What the task asks: Copy, in full, each line of the material that holds the word "employees".
- - -
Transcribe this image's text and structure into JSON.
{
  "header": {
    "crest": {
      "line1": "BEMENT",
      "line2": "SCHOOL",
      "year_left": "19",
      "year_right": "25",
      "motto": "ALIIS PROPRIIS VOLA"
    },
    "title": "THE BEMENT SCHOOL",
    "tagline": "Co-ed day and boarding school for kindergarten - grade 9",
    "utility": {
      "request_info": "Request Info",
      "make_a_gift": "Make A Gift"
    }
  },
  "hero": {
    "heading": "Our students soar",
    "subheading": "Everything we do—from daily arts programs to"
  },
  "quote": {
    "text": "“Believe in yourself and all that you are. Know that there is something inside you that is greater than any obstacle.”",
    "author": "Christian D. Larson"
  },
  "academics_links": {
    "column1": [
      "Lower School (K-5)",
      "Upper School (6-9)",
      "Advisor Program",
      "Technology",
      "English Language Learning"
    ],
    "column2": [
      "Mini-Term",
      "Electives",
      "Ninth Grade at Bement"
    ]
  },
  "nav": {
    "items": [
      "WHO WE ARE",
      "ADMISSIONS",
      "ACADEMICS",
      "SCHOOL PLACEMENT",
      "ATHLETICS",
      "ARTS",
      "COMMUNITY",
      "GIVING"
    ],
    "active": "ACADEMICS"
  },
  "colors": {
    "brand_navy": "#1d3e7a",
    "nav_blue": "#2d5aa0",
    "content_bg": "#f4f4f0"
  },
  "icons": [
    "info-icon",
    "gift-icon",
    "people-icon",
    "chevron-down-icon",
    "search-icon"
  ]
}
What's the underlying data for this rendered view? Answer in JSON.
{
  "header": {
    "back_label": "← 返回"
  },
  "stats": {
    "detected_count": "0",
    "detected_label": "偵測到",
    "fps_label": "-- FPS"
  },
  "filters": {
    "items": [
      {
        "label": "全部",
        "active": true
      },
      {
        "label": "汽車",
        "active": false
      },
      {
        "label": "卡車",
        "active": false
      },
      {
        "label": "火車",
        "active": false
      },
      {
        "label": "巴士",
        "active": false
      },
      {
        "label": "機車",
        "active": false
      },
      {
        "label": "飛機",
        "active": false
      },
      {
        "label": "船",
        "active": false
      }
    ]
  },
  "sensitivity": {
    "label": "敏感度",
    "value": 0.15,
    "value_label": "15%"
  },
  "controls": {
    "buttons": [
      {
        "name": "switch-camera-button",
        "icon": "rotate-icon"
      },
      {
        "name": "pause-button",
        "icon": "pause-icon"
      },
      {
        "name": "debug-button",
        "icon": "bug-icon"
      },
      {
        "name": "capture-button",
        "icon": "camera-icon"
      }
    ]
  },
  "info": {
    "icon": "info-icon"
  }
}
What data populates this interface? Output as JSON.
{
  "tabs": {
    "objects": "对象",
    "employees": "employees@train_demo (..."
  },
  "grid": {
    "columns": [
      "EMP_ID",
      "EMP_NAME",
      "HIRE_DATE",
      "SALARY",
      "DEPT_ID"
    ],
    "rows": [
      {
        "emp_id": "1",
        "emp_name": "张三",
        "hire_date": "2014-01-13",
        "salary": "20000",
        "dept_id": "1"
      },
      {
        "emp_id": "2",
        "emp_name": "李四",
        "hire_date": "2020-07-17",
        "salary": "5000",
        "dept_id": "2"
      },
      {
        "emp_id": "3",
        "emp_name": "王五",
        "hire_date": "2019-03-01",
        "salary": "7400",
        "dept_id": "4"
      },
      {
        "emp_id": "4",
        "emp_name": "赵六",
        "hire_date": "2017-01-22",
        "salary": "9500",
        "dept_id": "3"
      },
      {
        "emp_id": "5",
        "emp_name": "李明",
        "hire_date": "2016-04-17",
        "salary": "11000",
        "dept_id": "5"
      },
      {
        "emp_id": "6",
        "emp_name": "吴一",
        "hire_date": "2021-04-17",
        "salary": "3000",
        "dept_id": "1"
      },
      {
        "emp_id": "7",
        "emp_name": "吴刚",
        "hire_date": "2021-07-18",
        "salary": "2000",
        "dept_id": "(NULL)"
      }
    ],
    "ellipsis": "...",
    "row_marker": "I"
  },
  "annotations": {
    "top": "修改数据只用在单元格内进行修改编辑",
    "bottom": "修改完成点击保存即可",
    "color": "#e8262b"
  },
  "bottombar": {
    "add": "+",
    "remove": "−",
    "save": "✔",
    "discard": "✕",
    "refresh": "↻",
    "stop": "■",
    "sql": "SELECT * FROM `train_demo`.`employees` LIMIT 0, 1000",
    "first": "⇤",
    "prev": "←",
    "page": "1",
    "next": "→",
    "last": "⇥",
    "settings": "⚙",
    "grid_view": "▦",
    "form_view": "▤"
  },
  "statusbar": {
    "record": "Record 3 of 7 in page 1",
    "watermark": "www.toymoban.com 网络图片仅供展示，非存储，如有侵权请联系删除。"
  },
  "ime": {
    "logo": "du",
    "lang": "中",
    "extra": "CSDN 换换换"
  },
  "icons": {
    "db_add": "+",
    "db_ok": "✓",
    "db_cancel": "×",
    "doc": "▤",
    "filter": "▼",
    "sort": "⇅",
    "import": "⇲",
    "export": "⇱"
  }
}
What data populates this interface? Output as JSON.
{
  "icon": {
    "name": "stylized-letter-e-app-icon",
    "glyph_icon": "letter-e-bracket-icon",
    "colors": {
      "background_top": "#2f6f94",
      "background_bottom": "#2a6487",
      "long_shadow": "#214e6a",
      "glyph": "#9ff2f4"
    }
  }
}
- - -
Response below:
    "employees": "employees@train_demo (..."
    "sql": "SELECT * FROM `train_demo`.`employees` LIMIT 0, 1000",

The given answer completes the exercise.